A block of data -
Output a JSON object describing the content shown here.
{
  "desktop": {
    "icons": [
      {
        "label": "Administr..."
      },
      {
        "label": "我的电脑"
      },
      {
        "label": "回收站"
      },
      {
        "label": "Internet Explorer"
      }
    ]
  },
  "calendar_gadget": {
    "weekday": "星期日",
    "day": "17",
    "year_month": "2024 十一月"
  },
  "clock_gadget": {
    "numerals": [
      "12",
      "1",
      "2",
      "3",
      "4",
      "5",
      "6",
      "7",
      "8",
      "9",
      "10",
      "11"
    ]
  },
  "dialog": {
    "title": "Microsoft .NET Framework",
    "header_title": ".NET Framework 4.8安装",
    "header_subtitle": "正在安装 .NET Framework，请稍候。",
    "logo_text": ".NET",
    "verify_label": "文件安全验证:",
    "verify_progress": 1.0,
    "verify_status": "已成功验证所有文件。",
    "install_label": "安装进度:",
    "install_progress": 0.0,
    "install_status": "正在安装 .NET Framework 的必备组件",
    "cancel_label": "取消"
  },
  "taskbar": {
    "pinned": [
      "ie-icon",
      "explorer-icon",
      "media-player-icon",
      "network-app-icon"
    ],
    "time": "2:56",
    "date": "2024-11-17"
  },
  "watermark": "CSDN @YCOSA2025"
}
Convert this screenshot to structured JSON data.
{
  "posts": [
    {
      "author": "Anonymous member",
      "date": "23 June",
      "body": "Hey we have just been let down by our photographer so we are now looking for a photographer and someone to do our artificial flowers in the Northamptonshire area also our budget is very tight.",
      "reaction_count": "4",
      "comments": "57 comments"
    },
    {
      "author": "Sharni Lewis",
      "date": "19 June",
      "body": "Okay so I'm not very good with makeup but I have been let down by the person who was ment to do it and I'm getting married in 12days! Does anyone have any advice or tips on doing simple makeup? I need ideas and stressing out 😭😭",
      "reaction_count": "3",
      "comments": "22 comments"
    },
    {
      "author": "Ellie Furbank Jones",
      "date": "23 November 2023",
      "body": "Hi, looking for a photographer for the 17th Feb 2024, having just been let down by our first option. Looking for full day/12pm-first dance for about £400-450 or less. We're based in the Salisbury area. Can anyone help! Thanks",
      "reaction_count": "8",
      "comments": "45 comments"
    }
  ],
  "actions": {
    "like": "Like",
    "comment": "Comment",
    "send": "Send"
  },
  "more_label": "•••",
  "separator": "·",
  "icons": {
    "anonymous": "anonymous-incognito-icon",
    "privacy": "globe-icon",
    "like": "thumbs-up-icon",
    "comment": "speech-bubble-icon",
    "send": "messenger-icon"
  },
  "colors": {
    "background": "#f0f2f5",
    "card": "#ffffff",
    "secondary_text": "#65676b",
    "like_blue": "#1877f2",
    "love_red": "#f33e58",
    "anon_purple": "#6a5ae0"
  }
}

EXERCISE BRIEF -
Output every record above exactly as it appears.

ANSWER TO THIS EXERCISE -
Output a JSON object describing the content shown here.
{
  "desktop": {
    "icons": [
      {
        "label": "Administr..."
      },
      {
        "label": "我的电脑"
      },
      {
        "label": "回收站"
      },
      {
        "label": "Internet Explorer"
      }
    ]
  },
  "calendar_gadget": {
    "weekday": "星期日",
    "day": "17",
    "year_month": "2024 十一月"
  },
  "clock_gadget": {
    "numerals": [
      "12",
      "1",
      "2",
      "3",
      "4",
      "5",
      "6",
      "7",
      "8",
      "9",
      "10",
      "11"
    ]
  },
  "dialog": {
    "title": "Microsoft .NET Framework",
    "header_title": ".NET Framework 4.8安装",
    "header_subtitle": "正在安装 .NET Framework，请稍候。",
    "logo_text": ".NET",
    "verify_label": "文件安全验证:",
    "verify_progress": 1.0,
    "verify_status": "已成功验证所有文件。",
    "install_label": "安装进度:",
    "install_progress": 0.0,
    "install_status": "正在安装 .NET Framework 的必备组件",
    "cancel_label": "取消"
  },
  "taskbar": {
    "pinned": [
      "ie-icon",
      "explorer-icon",
      "media-player-icon",
      "network-app-icon"
    ],
    "time": "2:56",
    "date": "2024-11-17"
  },
  "watermark": "CSDN @YCOSA2025"
}
Convert this screenshot to structured JSON data.
{
  "posts": [
    {
      "author": "Anonymous member",
      "date": "23 June",
      "body": "Hey we have just been let down by our photographer so we are now looking for a photographer and someone to do our artificial flowers in the Northamptonshire area also our budget is very tight.",
      "reaction_count": "4",
      "comments": "57 comments"
    },
    {
      "author": "Sharni Lewis",
      "date": "19 June",
      "body": "Okay so I'm not very good with makeup but I have been let down by the person who was ment to do it and I'm getting married in 12days! Does anyone have any advice or tips on doing simple makeup? I need ideas and stressing out 😭😭",
      "reaction_count": "3",
      "comments": "22 comments"
    },
    {
      "author": "Ellie Furbank Jones",
      "date": "23 November 2023",
      "body": "Hi, looking for a photographer for the 17th Feb 2024, having just been let down by our first option. Looking for full day/12pm-first dance for about £400-450 or less. We're based in the Salisbury area. Can anyone help! Thanks",
      "reaction_count": "8",
      "comments": "45 comments"
    }
  ],
  "actions": {
    "like": "Like",
    "comment": "Comment",
    "send": "Send"
  },
  "more_label": "•••",
  "separator": "·",
  "icons": {
    "anonymous": "anonymous-incognito-icon",
    "privacy": "globe-icon",
    "like": "thumbs-up-icon",
    "comment": "speech-bubble-icon",
    "send": "messenger-icon"
  },
  "colors": {
    "background": "#f0f2f5",
    "card": "#ffffff",
    "secondary_text": "#65676b",
    "like_blue": "#1877f2",
    "love_red": "#f33e58",
    "anon_purple": "#6a5ae0"
  }
}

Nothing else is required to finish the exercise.